→ Problem to solve
Filter the records below for the word "Double". Copy each line that holds it.

→ Input rows
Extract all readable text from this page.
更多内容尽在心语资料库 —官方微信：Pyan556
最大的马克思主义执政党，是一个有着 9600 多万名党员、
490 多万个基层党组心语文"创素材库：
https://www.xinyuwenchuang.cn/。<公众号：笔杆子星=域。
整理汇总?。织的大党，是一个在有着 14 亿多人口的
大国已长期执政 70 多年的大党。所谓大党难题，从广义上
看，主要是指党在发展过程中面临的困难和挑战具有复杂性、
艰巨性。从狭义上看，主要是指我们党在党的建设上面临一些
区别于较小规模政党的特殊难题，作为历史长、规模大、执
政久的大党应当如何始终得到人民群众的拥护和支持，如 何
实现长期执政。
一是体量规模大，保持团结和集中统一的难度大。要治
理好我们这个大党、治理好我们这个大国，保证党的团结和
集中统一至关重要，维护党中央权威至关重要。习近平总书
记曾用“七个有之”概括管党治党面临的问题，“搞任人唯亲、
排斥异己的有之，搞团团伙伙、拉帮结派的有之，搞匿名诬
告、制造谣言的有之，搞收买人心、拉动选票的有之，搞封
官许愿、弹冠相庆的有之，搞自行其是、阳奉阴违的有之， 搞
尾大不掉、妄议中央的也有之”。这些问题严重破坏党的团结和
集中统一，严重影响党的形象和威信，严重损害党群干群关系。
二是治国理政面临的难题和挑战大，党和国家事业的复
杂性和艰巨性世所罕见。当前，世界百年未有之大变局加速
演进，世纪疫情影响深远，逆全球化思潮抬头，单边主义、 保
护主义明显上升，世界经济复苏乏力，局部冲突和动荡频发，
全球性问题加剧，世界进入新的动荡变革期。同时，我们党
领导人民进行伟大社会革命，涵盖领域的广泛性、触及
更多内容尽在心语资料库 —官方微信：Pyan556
--
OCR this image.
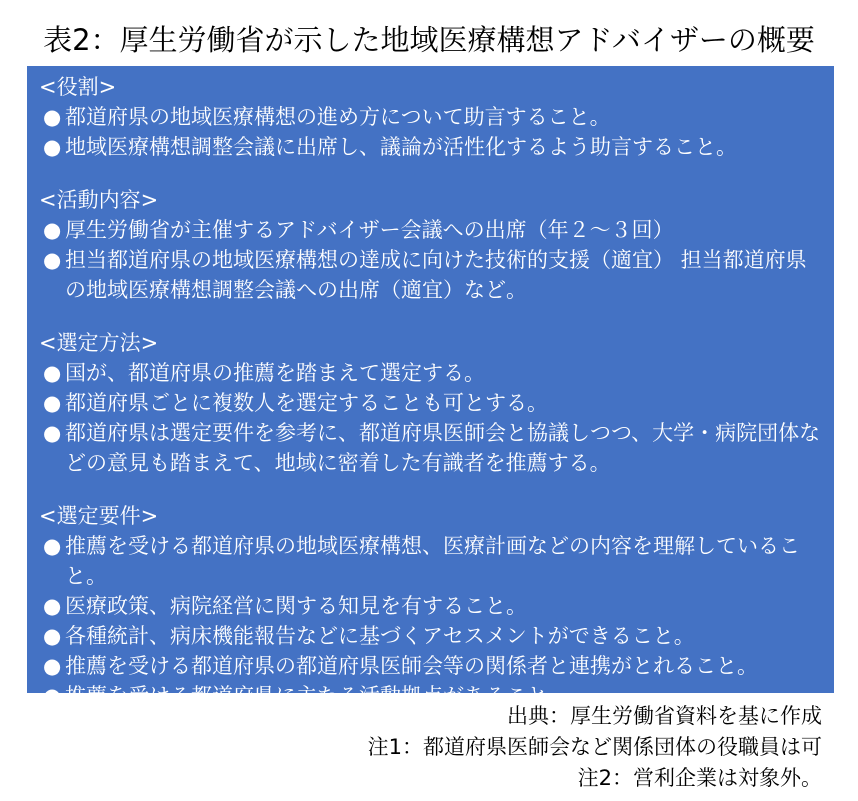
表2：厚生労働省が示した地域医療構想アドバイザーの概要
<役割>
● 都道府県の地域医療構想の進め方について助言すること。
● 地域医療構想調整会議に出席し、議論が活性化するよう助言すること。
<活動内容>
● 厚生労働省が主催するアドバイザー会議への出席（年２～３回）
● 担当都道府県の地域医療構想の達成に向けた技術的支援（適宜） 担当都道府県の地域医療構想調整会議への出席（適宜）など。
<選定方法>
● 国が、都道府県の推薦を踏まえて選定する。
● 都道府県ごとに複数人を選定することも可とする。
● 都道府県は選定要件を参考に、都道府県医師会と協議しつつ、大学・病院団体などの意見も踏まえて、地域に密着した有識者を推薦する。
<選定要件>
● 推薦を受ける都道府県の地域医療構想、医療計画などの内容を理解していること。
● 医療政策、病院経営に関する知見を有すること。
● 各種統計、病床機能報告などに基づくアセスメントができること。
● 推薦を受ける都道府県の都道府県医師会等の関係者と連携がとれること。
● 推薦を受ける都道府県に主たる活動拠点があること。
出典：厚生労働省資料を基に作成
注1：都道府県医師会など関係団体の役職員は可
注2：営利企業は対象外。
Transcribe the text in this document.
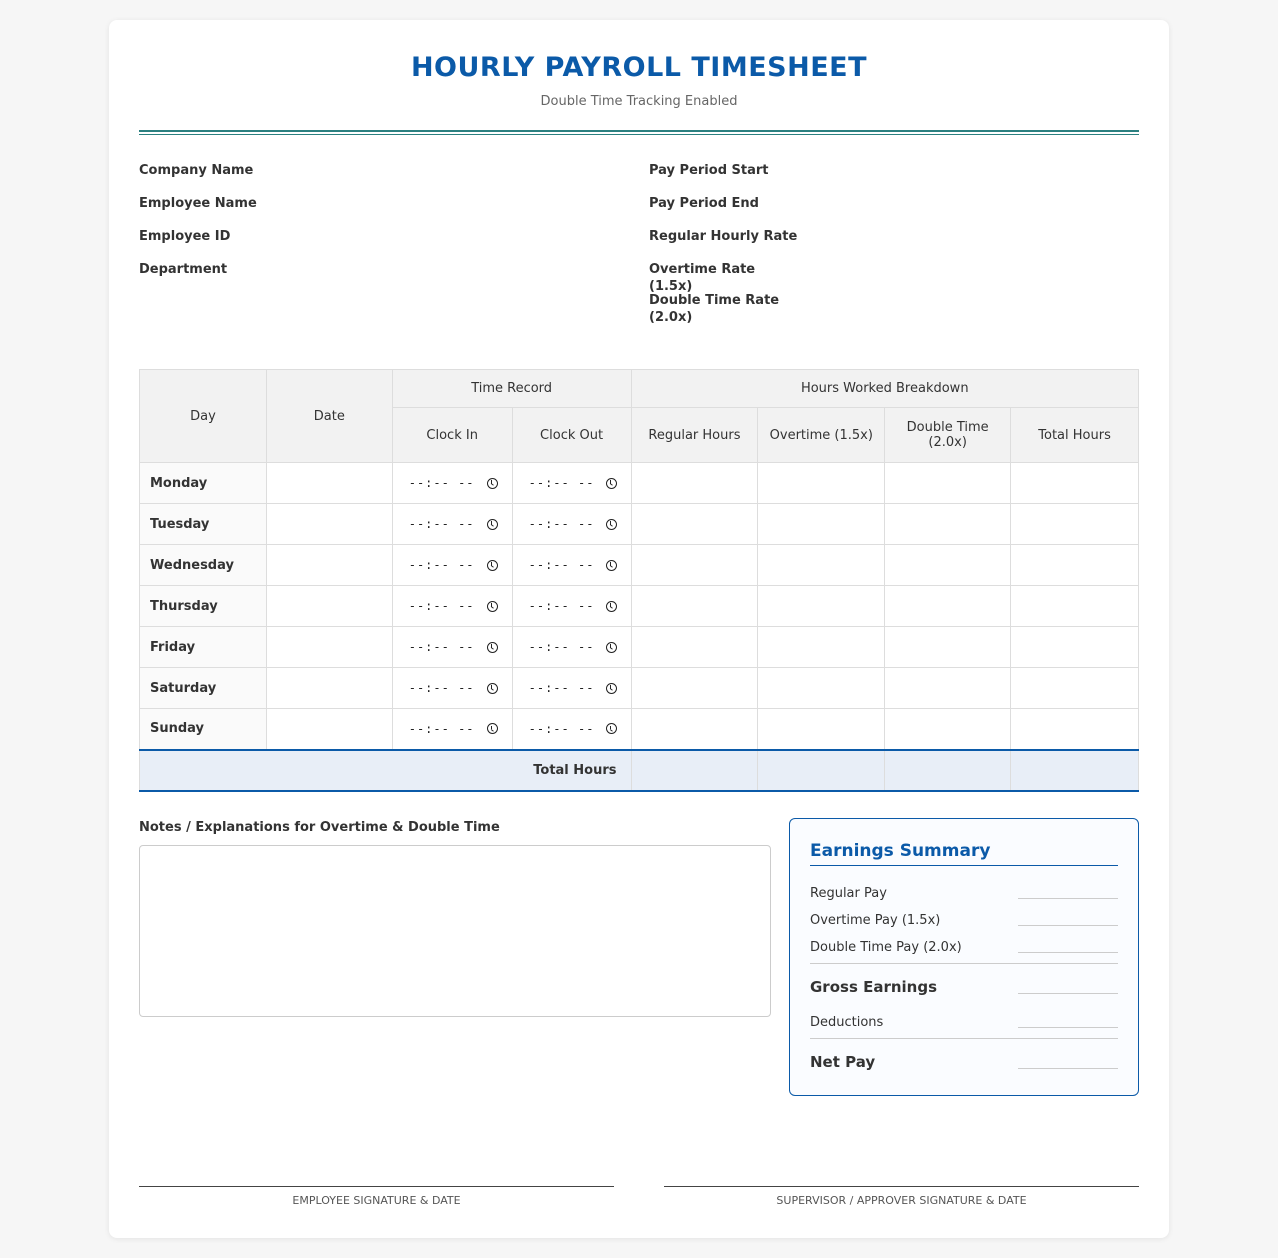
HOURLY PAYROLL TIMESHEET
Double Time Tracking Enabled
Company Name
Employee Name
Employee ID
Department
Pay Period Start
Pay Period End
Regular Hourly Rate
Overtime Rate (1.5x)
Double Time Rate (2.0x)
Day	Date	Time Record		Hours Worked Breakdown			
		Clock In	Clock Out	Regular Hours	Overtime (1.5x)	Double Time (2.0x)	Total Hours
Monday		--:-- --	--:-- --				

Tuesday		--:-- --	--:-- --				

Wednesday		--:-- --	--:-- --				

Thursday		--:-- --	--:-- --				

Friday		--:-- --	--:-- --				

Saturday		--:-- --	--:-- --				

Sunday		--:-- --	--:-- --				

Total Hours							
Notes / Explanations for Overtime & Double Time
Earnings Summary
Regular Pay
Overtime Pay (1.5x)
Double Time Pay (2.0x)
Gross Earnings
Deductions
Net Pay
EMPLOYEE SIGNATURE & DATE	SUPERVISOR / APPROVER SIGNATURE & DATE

→ Response to this exercise
Double Time Tracking Enabled
Double Time Rate (2.0x)
		Clock In	Clock Out	Regular Hours	Overtime (1.5x)	Double Time (2.0x)	Total Hours
Notes / Explanations for Overtime & Double Time
Double Time Pay (2.0x)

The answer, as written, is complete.